══ Exercise input ══
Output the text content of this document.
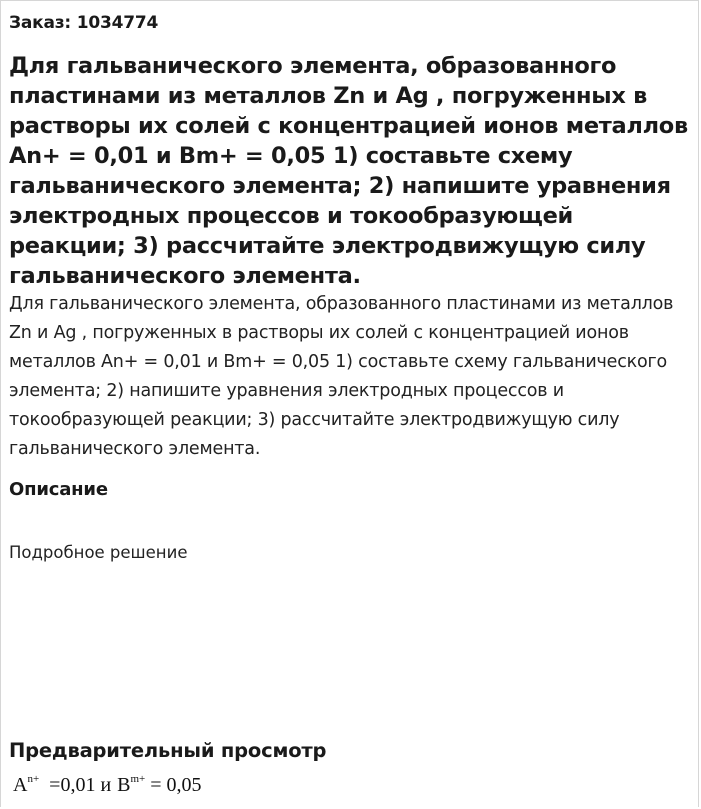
Заказ: 1034774
Для гальванического элемента, образованного пластинами из металлов Zn и Ag , погруженных в растворы их солей с концентрацией ионов металлов An+ = 0,01 и Bm+ = 0,05 1) составьте схему гальванического элемента; 2) напишите уравнения электродных процессов и токообразующей реакции; 3) рассчитайте электродвижущую силу гальванического элемента.

Для гальванического элемента, образованного пластинами из металлов Zn и Ag , погруженных в растворы их солей с концентрацией ионов металлов An+ = 0,01 и Bm+ = 0,05 1) составьте схему гальванического элемента; 2) напишите уравнения электродных процессов и токообразующей реакции; 3) рассчитайте электродвижущую силу гальванического элемента.

Описание
Подробное решение
Предварительный просмотр
$A^{n+} =0,01$ и $B^{m+} = 0,05$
═══
**Job:** The pictures in the entries should be left out; output everything else exactly.

**Exercise result:**
Output the text content of this document.
Заказ: 1034774
Для гальванического элемента, образованного пластинами из металлов Zn и Ag , погруженных в растворы их солей с концентрацией ионов металлов An+ = 0,01 и Bm+ = 0,05 1) составьте схему гальванического элемента; 2) напишите уравнения электродных процессов и токообразующей реакции; 3) рассчитайте электродвижущую силу гальванического элемента.

Для гальванического элемента, образованного пластинами из металлов Zn и Ag , погруженных в растворы их солей с концентрацией ионов металлов An+ = 0,01 и Bm+ = 0,05 1) составьте схему гальванического элемента; 2) напишите уравнения электродных процессов и токообразующей реакции; 3) рассчитайте электродвижущую силу гальванического элемента.

Описание
Подробное решение
Предварительный просмотр
$A^{n+} =0,01$ и $B^{m+} = 0,05$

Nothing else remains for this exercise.